Structured figure records:

-------

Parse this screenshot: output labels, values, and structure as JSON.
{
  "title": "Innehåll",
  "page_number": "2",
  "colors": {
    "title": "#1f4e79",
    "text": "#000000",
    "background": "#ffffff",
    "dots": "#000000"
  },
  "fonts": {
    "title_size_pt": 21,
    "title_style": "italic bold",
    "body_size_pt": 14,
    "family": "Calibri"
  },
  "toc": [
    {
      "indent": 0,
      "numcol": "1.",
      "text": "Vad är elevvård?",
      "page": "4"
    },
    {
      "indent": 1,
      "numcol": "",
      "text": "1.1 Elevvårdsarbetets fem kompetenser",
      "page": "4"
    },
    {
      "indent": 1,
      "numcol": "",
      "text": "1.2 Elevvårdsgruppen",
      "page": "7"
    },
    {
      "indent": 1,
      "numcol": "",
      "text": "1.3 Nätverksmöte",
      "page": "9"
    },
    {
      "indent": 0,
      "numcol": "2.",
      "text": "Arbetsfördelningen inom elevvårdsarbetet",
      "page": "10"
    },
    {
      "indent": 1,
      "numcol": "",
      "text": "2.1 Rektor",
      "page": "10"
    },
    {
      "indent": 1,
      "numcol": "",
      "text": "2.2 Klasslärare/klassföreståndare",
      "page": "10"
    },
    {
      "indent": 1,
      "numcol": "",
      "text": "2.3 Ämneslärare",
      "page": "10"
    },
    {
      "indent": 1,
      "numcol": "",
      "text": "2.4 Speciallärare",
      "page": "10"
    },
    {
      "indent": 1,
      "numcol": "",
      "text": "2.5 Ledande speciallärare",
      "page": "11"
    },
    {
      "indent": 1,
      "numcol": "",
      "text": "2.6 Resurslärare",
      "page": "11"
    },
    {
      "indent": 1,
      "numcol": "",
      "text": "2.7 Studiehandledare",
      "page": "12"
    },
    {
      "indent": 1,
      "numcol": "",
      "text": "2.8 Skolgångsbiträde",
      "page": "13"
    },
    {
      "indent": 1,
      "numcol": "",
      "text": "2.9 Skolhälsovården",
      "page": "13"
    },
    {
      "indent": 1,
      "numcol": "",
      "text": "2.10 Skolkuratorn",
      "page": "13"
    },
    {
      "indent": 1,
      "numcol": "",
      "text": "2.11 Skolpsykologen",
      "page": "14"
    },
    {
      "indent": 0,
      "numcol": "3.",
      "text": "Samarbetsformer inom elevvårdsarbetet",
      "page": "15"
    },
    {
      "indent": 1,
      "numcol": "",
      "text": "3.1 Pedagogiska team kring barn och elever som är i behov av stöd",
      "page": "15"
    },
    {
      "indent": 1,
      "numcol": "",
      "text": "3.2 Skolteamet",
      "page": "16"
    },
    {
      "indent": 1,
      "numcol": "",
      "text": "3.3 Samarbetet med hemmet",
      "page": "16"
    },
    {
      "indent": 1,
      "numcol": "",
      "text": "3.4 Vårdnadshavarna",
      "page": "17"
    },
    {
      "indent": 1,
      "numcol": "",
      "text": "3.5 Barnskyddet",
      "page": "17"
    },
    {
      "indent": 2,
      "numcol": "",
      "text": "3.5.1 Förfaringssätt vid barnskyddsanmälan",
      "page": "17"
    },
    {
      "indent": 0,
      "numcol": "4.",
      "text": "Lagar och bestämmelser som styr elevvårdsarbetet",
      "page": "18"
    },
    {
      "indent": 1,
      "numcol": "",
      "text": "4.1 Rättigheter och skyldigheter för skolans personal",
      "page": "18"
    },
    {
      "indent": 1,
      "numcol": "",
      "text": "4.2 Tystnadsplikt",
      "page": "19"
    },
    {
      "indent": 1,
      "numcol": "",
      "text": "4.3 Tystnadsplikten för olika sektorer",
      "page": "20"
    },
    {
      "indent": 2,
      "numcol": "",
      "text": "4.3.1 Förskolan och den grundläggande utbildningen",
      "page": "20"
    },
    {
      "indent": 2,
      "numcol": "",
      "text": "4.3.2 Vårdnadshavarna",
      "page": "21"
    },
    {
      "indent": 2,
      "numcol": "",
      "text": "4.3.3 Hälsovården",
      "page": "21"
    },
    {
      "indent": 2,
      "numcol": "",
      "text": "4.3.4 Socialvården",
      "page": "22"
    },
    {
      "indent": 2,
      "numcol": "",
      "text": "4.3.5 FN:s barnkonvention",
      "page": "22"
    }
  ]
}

-------

== WHAT TO PRODUCE ==
The records above are to be repeated exactly, in their entirety.

== PROBLEM SOLUTION ==
Parse this screenshot: output labels, values, and structure as JSON.
{
  "title": "Innehåll",
  "page_number": "2",
  "colors": {
    "title": "#1f4e79",
    "text": "#000000",
    "background": "#ffffff",
    "dots": "#000000"
  },
  "fonts": {
    "title_size_pt": 21,
    "title_style": "italic bold",
    "body_size_pt": 14,
    "family": "Calibri"
  },
  "toc": [
    {
      "indent": 0,
      "numcol": "1.",
      "text": "Vad är elevvård?",
      "page": "4"
    },
    {
      "indent": 1,
      "numcol": "",
      "text": "1.1 Elevvårdsarbetets fem kompetenser",
      "page": "4"
    },
    {
      "indent": 1,
      "numcol": "",
      "text": "1.2 Elevvårdsgruppen",
      "page": "7"
    },
    {
      "indent": 1,
      "numcol": "",
      "text": "1.3 Nätverksmöte",
      "page": "9"
    },
    {
      "indent": 0,
      "numcol": "2.",
      "text": "Arbetsfördelningen inom elevvårdsarbetet",
      "page": "10"
    },
    {
      "indent": 1,
      "numcol": "",
      "text": "2.1 Rektor",
      "page": "10"
    },
    {
      "indent": 1,
      "numcol": "",
      "text": "2.2 Klasslärare/klassföreståndare",
      "page": "10"
    },
    {
      "indent": 1,
      "numcol": "",
      "text": "2.3 Ämneslärare",
      "page": "10"
    },
    {
      "indent": 1,
      "numcol": "",
      "text": "2.4 Speciallärare",
      "page": "10"
    },
    {
      "indent": 1,
      "numcol": "",
      "text": "2.5 Ledande speciallärare",
      "page": "11"
    },
    {
      "indent": 1,
      "numcol": "",
      "text": "2.6 Resurslärare",
      "page": "11"
    },
    {
      "indent": 1,
      "numcol": "",
      "text": "2.7 Studiehandledare",
      "page": "12"
    },
    {
      "indent": 1,
      "numcol": "",
      "text": "2.8 Skolgångsbiträde",
      "page": "13"
    },
    {
      "indent": 1,
      "numcol": "",
      "text": "2.9 Skolhälsovården",
      "page": "13"
    },
    {
      "indent": 1,
      "numcol": "",
      "text": "2.10 Skolkuratorn",
      "page": "13"
    },
    {
      "indent": 1,
      "numcol": "",
      "text": "2.11 Skolpsykologen",
      "page": "14"
    },
    {
      "indent": 0,
      "numcol": "3.",
      "text": "Samarbetsformer inom elevvårdsarbetet",
      "page": "15"
    },
    {
      "indent": 1,
      "numcol": "",
      "text": "3.1 Pedagogiska team kring barn och elever som är i behov av stöd",
      "page": "15"
    },
    {
      "indent": 1,
      "numcol": "",
      "text": "3.2 Skolteamet",
      "page": "16"
    },
    {
      "indent": 1,
      "numcol": "",
      "text": "3.3 Samarbetet med hemmet",
      "page": "16"
    },
    {
      "indent": 1,
      "numcol": "",
      "text": "3.4 Vårdnadshavarna",
      "page": "17"
    },
    {
      "indent": 1,
      "numcol": "",
      "text": "3.5 Barnskyddet",
      "page": "17"
    },
    {
      "indent": 2,
      "numcol": "",
      "text": "3.5.1 Förfaringssätt vid barnskyddsanmälan",
      "page": "17"
    },
    {
      "indent": 0,
      "numcol": "4.",
      "text": "Lagar och bestämmelser som styr elevvårdsarbetet",
      "page": "18"
    },
    {
      "indent": 1,
      "numcol": "",
      "text": "4.1 Rättigheter och skyldigheter för skolans personal",
      "page": "18"
    },
    {
      "indent": 1,
      "numcol": "",
      "text": "4.2 Tystnadsplikt",
      "page": "19"
    },
    {
      "indent": 1,
      "numcol": "",
      "text": "4.3 Tystnadsplikten för olika sektorer",
      "page": "20"
    },
    {
      "indent": 2,
      "numcol": "",
      "text": "4.3.1 Förskolan och den grundläggande utbildningen",
      "page": "20"
    },
    {
      "indent": 2,
      "numcol": "",
      "text": "4.3.2 Vårdnadshavarna",
      "page": "21"
    },
    {
      "indent": 2,
      "numcol": "",
      "text": "4.3.3 Hälsovården",
      "page": "21"
    },
    {
      "indent": 2,
      "numcol": "",
      "text": "4.3.4 Socialvården",
      "page": "22"
    },
    {
      "indent": 2,
      "numcol": "",
      "text": "4.3.5 FN:s barnkonvention",
      "page": "22"
    }
  ]
}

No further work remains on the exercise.